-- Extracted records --
********************
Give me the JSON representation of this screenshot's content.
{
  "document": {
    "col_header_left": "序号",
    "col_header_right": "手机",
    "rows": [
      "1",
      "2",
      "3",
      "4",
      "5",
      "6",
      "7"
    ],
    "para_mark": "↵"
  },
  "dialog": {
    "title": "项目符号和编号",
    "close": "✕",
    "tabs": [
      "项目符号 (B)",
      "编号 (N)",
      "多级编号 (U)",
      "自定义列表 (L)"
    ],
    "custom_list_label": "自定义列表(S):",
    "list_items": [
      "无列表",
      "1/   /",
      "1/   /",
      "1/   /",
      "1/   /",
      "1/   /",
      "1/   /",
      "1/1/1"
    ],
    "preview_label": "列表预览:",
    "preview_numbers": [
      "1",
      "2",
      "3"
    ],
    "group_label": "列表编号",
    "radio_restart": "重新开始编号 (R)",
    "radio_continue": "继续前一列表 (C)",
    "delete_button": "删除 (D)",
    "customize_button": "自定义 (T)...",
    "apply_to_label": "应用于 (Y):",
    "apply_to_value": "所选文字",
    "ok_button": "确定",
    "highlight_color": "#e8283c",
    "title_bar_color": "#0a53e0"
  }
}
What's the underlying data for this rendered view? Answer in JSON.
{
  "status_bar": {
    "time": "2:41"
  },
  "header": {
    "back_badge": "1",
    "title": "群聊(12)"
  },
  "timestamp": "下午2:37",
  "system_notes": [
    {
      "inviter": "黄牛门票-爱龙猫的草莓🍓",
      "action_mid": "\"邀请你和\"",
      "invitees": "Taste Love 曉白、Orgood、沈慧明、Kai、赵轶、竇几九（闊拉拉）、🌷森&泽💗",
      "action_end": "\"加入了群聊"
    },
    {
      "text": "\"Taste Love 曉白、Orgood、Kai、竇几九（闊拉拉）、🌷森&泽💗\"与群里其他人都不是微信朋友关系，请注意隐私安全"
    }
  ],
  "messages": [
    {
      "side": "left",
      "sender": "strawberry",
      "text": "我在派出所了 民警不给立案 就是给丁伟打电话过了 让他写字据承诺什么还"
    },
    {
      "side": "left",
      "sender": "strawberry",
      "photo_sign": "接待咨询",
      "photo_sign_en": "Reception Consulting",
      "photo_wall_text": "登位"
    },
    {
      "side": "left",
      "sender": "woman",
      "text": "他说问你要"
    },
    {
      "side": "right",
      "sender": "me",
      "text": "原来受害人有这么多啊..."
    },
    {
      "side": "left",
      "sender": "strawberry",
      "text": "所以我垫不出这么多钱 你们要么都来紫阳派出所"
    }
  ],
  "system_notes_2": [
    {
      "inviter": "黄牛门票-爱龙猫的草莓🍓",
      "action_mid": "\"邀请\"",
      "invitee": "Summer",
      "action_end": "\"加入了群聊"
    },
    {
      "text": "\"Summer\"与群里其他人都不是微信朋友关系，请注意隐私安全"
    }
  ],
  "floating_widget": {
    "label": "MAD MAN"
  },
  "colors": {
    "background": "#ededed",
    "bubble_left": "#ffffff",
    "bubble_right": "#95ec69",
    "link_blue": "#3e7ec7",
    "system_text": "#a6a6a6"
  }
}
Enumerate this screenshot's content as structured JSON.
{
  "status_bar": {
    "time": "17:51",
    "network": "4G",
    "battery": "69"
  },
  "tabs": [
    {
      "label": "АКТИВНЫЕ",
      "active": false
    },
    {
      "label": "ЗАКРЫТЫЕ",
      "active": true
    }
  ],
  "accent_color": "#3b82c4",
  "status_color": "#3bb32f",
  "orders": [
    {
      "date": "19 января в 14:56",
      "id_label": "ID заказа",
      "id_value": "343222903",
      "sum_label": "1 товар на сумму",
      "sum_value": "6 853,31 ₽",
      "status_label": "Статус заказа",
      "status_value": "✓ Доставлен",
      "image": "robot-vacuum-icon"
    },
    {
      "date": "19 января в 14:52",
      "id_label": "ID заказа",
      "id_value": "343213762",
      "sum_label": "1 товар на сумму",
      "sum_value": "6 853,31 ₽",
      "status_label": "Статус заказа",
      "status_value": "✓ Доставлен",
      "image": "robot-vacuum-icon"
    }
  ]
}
********************
-- BRIEF --
Transcribe the material above in its entirety. Match it exactly.

-- REPLY --
Give me the JSON representation of this screenshot's content.
{
  "document": {
    "col_header_left": "序号",
    "col_header_right": "手机",
    "rows": [
      "1",
      "2",
      "3",
      "4",
      "5",
      "6",
      "7"
    ],
    "para_mark": "↵"
  },
  "dialog": {
    "title": "项目符号和编号",
    "close": "✕",
    "tabs": [
      "项目符号 (B)",
      "编号 (N)",
      "多级编号 (U)",
      "自定义列表 (L)"
    ],
    "custom_list_label": "自定义列表(S):",
    "list_items": [
      "无列表",
      "1/   /",
      "1/   /",
      "1/   /",
      "1/   /",
      "1/   /",
      "1/   /",
      "1/1/1"
    ],
    "preview_label": "列表预览:",
    "preview_numbers": [
      "1",
      "2",
      "3"
    ],
    "group_label": "列表编号",
    "radio_restart": "重新开始编号 (R)",
    "radio_continue": "继续前一列表 (C)",
    "delete_button": "删除 (D)",
    "customize_button": "自定义 (T)...",
    "apply_to_label": "应用于 (Y):",
    "apply_to_value": "所选文字",
    "ok_button": "确定",
    "highlight_color": "#e8283c",
    "title_bar_color": "#0a53e0"
  }
}
What's the underlying data for this rendered view? Answer in JSON.
{
  "status_bar": {
    "time": "2:41"
  },
  "header": {
    "back_badge": "1",
    "title": "群聊(12)"
  },
  "timestamp": "下午2:37",
  "system_notes": [
    {
      "inviter": "黄牛门票-爱龙猫的草莓🍓",
      "action_mid": "\"邀请你和\"",
      "invitees": "Taste Love 曉白、Orgood、沈慧明、Kai、赵轶、竇几九（闊拉拉）、🌷森&泽💗",
      "action_end": "\"加入了群聊"
    },
    {
      "text": "\"Taste Love 曉白、Orgood、Kai、竇几九（闊拉拉）、🌷森&泽💗\"与群里其他人都不是微信朋友关系，请注意隐私安全"
    }
  ],
  "messages": [
    {
      "side": "left",
      "sender": "strawberry",
      "text": "我在派出所了 民警不给立案 就是给丁伟打电话过了 让他写字据承诺什么还"
    },
    {
      "side": "left",
      "sender": "strawberry",
      "photo_sign": "接待咨询",
      "photo_sign_en": "Reception Consulting",
      "photo_wall_text": "登位"
    },
    {
      "side": "left",
      "sender": "woman",
      "text": "他说问你要"
    },
    {
      "side": "right",
      "sender": "me",
      "text": "原来受害人有这么多啊..."
    },
    {
      "side": "left",
      "sender": "strawberry",
      "text": "所以我垫不出这么多钱 你们要么都来紫阳派出所"
    }
  ],
  "system_notes_2": [
    {
      "inviter": "黄牛门票-爱龙猫的草莓🍓",
      "action_mid": "\"邀请\"",
      "invitee": "Summer",
      "action_end": "\"加入了群聊"
    },
    {
      "text": "\"Summer\"与群里其他人都不是微信朋友关系，请注意隐私安全"
    }
  ],
  "floating_widget": {
    "label": "MAD MAN"
  },
  "colors": {
    "background": "#ededed",
    "bubble_left": "#ffffff",
    "bubble_right": "#95ec69",
    "link_blue": "#3e7ec7",
    "system_text": "#a6a6a6"
  }
}
Enumerate this screenshot's content as structured JSON.
{
  "status_bar": {
    "time": "17:51",
    "network": "4G",
    "battery": "69"
  },
  "tabs": [
    {
      "label": "АКТИВНЫЕ",
      "active": false
    },
    {
      "label": "ЗАКРЫТЫЕ",
      "active": true
    }
  ],
  "accent_color": "#3b82c4",
  "status_color": "#3bb32f",
  "orders": [
    {
      "date": "19 января в 14:56",
      "id_label": "ID заказа",
      "id_value": "343222903",
      "sum_label": "1 товар на сумму",
      "sum_value": "6 853,31 ₽",
      "status_label": "Статус заказа",
      "status_value": "✓ Доставлен",
      "image": "robot-vacuum-icon"
    },
    {
      "date": "19 января в 14:52",
      "id_label": "ID заказа",
      "id_value": "343213762",
      "sum_label": "1 товар на сумму",
      "sum_value": "6 853,31 ₽",
      "status_label": "Статус заказа",
      "status_value": "✓ Доставлен",
      "image": "robot-vacuum-icon"
    }
  ]
}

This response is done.